:: INSTRUCTIONS TO FOLLOW ::
Every record should be written out exactly, please.

########################################

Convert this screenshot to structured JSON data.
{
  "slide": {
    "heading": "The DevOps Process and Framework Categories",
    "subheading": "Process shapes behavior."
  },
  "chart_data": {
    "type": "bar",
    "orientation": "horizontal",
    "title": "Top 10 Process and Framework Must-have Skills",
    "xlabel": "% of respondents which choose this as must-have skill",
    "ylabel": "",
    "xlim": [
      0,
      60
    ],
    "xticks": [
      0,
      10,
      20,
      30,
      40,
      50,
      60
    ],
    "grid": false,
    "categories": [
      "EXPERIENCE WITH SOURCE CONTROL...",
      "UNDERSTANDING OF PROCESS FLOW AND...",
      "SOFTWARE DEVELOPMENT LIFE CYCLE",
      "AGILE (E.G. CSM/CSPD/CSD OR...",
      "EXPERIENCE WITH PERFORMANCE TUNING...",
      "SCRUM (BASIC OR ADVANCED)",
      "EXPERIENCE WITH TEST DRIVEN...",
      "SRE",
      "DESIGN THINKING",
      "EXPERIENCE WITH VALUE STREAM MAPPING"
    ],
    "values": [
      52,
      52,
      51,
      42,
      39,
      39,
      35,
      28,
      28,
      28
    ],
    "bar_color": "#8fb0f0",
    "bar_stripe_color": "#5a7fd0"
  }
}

########################################

:: THE OUTPUT ::
Convert this screenshot to structured JSON data.
{
  "slide": {
    "heading": "The DevOps Process and Framework Categories",
    "subheading": "Process shapes behavior."
  },
  "chart_data": {
    "type": "bar",
    "orientation": "horizontal",
    "title": "Top 10 Process and Framework Must-have Skills",
    "xlabel": "% of respondents which choose this as must-have skill",
    "ylabel": "",
    "xlim": [
      0,
      60
    ],
    "xticks": [
      0,
      10,
      20,
      30,
      40,
      50,
      60
    ],
    "grid": false,
    "categories": [
      "EXPERIENCE WITH SOURCE CONTROL...",
      "UNDERSTANDING OF PROCESS FLOW AND...",
      "SOFTWARE DEVELOPMENT LIFE CYCLE",
      "AGILE (E.G. CSM/CSPD/CSD OR...",
      "EXPERIENCE WITH PERFORMANCE TUNING...",
      "SCRUM (BASIC OR ADVANCED)",
      "EXPERIENCE WITH TEST DRIVEN...",
      "SRE",
      "DESIGN THINKING",
      "EXPERIENCE WITH VALUE STREAM MAPPING"
    ],
    "values": [
      52,
      52,
      51,
      42,
      39,
      39,
      35,
      28,
      28,
      28
    ],
    "bar_color": "#8fb0f0",
    "bar_stripe_color": "#5a7fd0"
  }
}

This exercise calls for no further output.